Quote every line of the data below as it stands, omitting pictures.
START Record excerpts
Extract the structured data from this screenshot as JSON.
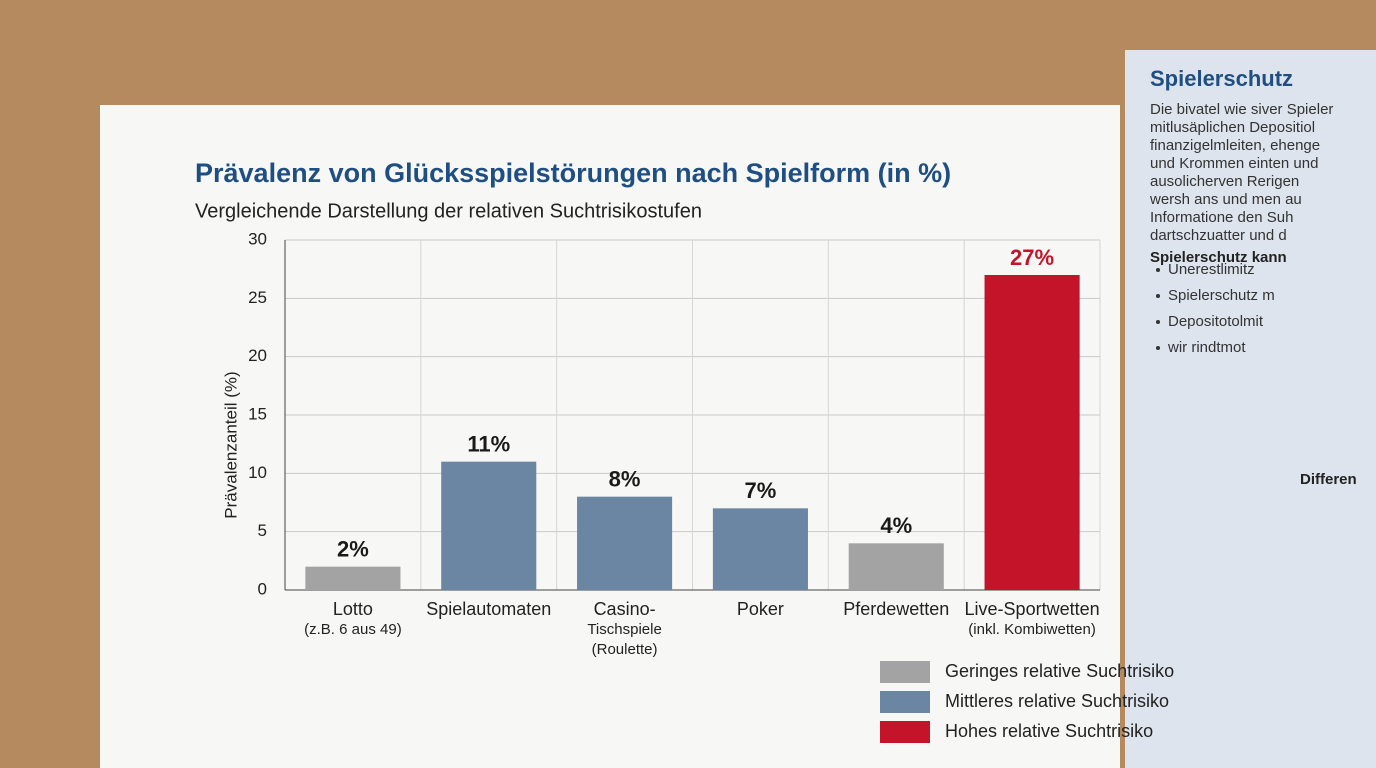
{
  "chart_data": {
    "type": "bar",
    "title": "Prävalenz von Glücksspielstörungen nach Spielform (in %)",
    "subtitle": "Vergleichende Darstellung der relativen Suchtrisikostufen",
    "y_label": "Prävalenzanteil (%)",
    "categories": [
      [
        "Lotto",
        "(z.B. 6 aus 49)"
      ],
      [
        "Spielautomaten"
      ],
      [
        "Casino-",
        "Tischspiele",
        "(Roulette)"
      ],
      [
        "Poker"
      ],
      [
        "Pferdewetten"
      ],
      [
        "Live-Sportwetten",
        "(inkl. Kombiwetten)"
      ]
    ],
    "values": [
      2,
      11,
      8,
      7,
      4,
      27
    ],
    "value_labels": [
      "2%",
      "11%",
      "8%",
      "7%",
      "4%",
      "27%"
    ],
    "colors": [
      "#a3a3a3",
      "#6b86a3",
      "#6b86a3",
      "#6b86a3",
      "#a3a3a3",
      "#c4142a"
    ],
    "value_label_colors": [
      "#1a1a1a",
      "#1a1a1a",
      "#1a1a1a",
      "#1a1a1a",
      "#1a1a1a",
      "#c4142a"
    ],
    "ylim": [
      0,
      30
    ],
    "yticks": [
      0,
      5,
      10,
      15,
      20,
      25,
      30
    ],
    "grid": true,
    "legend": [
      {
        "name": "Geringes relative Suchtrisiko",
        "color": "#a3a3a3"
      },
      {
        "name": "Mittleres relative Suchtrisiko",
        "color": "#6b86a3"
      },
      {
        "name": "Hohes relative Suchtrisiko",
        "color": "#c4142a"
      }
    ]
  },
  "sidebar": {
    "title": "Spielerschutz",
    "lines": [
      "Die bivatel wie siver Spieler",
      "mitlusäplichen Depositiol",
      "finanzigelmleiten, ehenge",
      "und Krommen einten und",
      "ausolicherven Rerigen",
      "wersh ans und men au",
      "Informatione den Suh",
      "dartschzuatter und d"
    ],
    "subtitle": "Spielerschutz kann",
    "bullets": [
      "Unerestlimitz",
      "Spielerschutz m",
      "Depositotolmit",
      "wir rindtmot"
    ],
    "section": "Differen"
  }
}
END Record excerpts
Exercise answer ::
Extract the structured data from this screenshot as JSON.
{
  "chart_data": {
    "type": "bar",
    "title": "Prävalenz von Glücksspielstörungen nach Spielform (in %)",
    "subtitle": "Vergleichende Darstellung der relativen Suchtrisikostufen",
    "y_label": "Prävalenzanteil (%)",
    "categories": [
      [
        "Lotto",
        "(z.B. 6 aus 49)"
      ],
      [
        "Spielautomaten"
      ],
      [
        "Casino-",
        "Tischspiele",
        "(Roulette)"
      ],
      [
        "Poker"
      ],
      [
        "Pferdewetten"
      ],
      [
        "Live-Sportwetten",
        "(inkl. Kombiwetten)"
      ]
    ],
    "values": [
      2,
      11,
      8,
      7,
      4,
      27
    ],
    "value_labels": [
      "2%",
      "11%",
      "8%",
      "7%",
      "4%",
      "27%"
    ],
    "colors": [
      "#a3a3a3",
      "#6b86a3",
      "#6b86a3",
      "#6b86a3",
      "#a3a3a3",
      "#c4142a"
    ],
    "value_label_colors": [
      "#1a1a1a",
      "#1a1a1a",
      "#1a1a1a",
      "#1a1a1a",
      "#1a1a1a",
      "#c4142a"
    ],
    "ylim": [
      0,
      30
    ],
    "yticks": [
      0,
      5,
      10,
      15,
      20,
      25,
      30
    ],
    "grid": true,
    "legend": [
      {
        "name": "Geringes relative Suchtrisiko",
        "color": "#a3a3a3"
      },
      {
        "name": "Mittleres relative Suchtrisiko",
        "color": "#6b86a3"
      },
      {
        "name": "Hohes relative Suchtrisiko",
        "color": "#c4142a"
      }
    ]
  },
  "sidebar": {
    "title": "Spielerschutz",
    "lines": [
      "Die bivatel wie siver Spieler",
      "mitlusäplichen Depositiol",
      "finanzigelmleiten, ehenge",
      "und Krommen einten und",
      "ausolicherven Rerigen",
      "wersh ans und men au",
      "Informatione den Suh",
      "dartschzuatter und d"
    ],
    "subtitle": "Spielerschutz kann",
    "bullets": [
      "Unerestlimitz",
      "Spielerschutz m",
      "Depositotolmit",
      "wir rindtmot"
    ],
    "section": "Differen"
  }
}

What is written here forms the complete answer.